Take the data below and filter it for lines containing the word "Korea"; show each line found.

_Data excerpts_.
::::::::

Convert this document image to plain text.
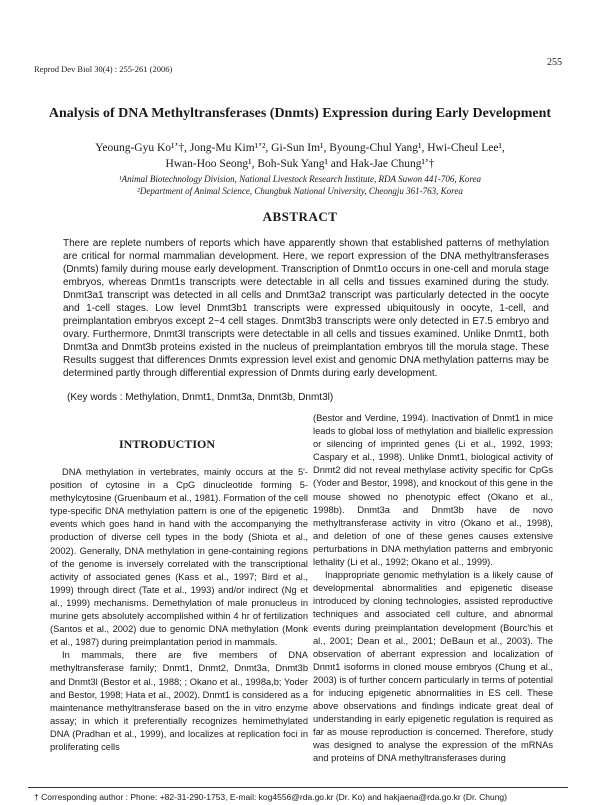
Reprod Dev Biol 30(4) : 255-261 (2006)
255
Analysis of DNA Methyltransferases (Dnmts) Expression during Early Development
Yeoung-Gyu Ko¹ʼ†, Jong-Mu Kim¹ʼ², Gi-Sun Im¹, Byoung-Chul Yang¹, Hwi-Cheul Lee¹,
Hwan-Hoo Seong¹, Boh-Suk Yang¹ and Hak-Jae Chung¹ʼ†
¹Animal Biotechnology Division, National Livestock Research Institute, RDA Suwon 441-706, Korea
²Department of Animal Science, Chungbuk National University, Cheongju 361-763, Korea
ABSTRACT
There are replete numbers of reports which have apparently shown that established patterns of methylation are critical for normal mammalian development. Here, we report expression of the DNA methyltransferases (Dnmts) family during mouse early development. Transcription of Dnmt1o occurs in one-cell and morula stage embryos, whereas Dnmt1s transcripts were detectable in all cells and tissues examined during the study. Dnmt3a1 transcript was detected in all cells and Dnmt3a2 transcript was particularly detected in the oocyte and 1-cell stages. Low level Dnmt3b1 transcripts were expressed ubiquitously in oocyte, 1-cell, and preimplantation embryos except 2~4 cell stages. Dnmt3b3 transcripts were only detected in E7.5 embryo and ovary. Furthermore, Dnmt3l transcripts were detectable in all cells and tissues examined. Unlike Dnmt1, both Dnmt3a and Dnmt3b proteins existed in the nucleus of preimplantation embryos till the morula stage. These Results suggest that differences Dnmts expression level exist and genomic DNA methylation patterns may be determined partly through differential expression of Dnmts during early development.
(Key words : Methylation, Dnmt1, Dnmt3a, Dnmt3b, Dnmt3l)
INTRODUCTION

DNA methylation in vertebrates, mainly occurs at the 5'-position of cytosine in a CpG dinucleotide forming 5-methylcytosine (Gruenbaum et al., 1981). Formation of the cell type-specific DNA methylation pattern is one of the epigenetic events which goes hand in hand with the accompanying the production of diverse cell types in the body (Shiota et al., 2002). Generally, DNA methylation in gene-containing regions of the genome is inversely correlated with the transcriptional activity of associated genes (Kass et al., 1997; Bird et al., 1999) through direct (Tate et al., 1993) and/or indirect (Ng et al., 1999) mechanisms. Demethylation of male pronucleus in murine gets absolutely accomplished within 4 hr of fertilization (Santos et al., 2002) due to genomic DNA methylation (Monk et al., 1987) during preimplantation period in mammals.

In mammals, there are five members of DNA methyltransferase family; Dnmt1, Dnmt2, Dnmt3a, Dnmt3b and Dnmt3l (Bestor et al., 1988; ; Okano et al., 1998a,b; Yoder and Bestor, 1998; Hata et al., 2002). Dnmt1 is considered as a maintenance methyltransferase based on the in vitro enzyme assay; in which it preferentially recognizes hemimethylated DNA (Pradhan et al., 1999), and localizes at replication foci in proliferating cells

(Bestor and Verdine, 1994). Inactivation of Dnmt1 in mice leads to global loss of methylation and biallelic expression or silencing of imprinted genes (Li et al., 1992, 1993; Caspary et al., 1998). Unlike Dnmt1, biological activity of Dnmt2 did not reveal methylase activity specific for CpGs (Yoder and Bestor, 1998), and knockout of this gene in the mouse showed no phenotypic effect (Okano et al., 1998b). Dnmt3a and Dnmt3b have de novo methyltransferase activity in vitro (Okano et al., 1998), and deletion of one of these genes causes extensive perturbations in DNA methylation patterns and embryonic lethality (Li et al., 1992; Okano et al., 1999).

Inappropriate genomic methylation is a likely cause of developmental abnormalities and epigenetic disease introduced by cloning technologies, assisted reproductive techniques and associated cell culture, and abnormal events during preimplantation development (Bourc'his et al., 2001; Dean et al., 2001; DeBaun et al., 2003). The observation of aberrant expression and localization of Dnmt1 isoforms in cloned mouse embryos (Chung et al., 2003) is of further concern particularly in terms of potential for inducing epigenetic abnormalities in ES cell. These above observations and findings indicate great deal of understanding in early epigenetic regulation is required as far as mouse reproduction is concerned. Therefore, study was designed to analyse the expression of the mRNAs and proteins of DNA methyltransferases during

† Corresponding author : Phone: +82-31-290-1753, E-mail: kog4556@rda.go.kr (Dr. Ko) and hakjaena@rda.go.kr (Dr. Chung)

::::::::

_RESPONSE BELOW_.
¹Animal Biotechnology Division, National Livestock Research Institute, RDA Suwon 441-706, Korea
²Department of Animal Science, Chungbuk National University, Cheongju 361-763, Korea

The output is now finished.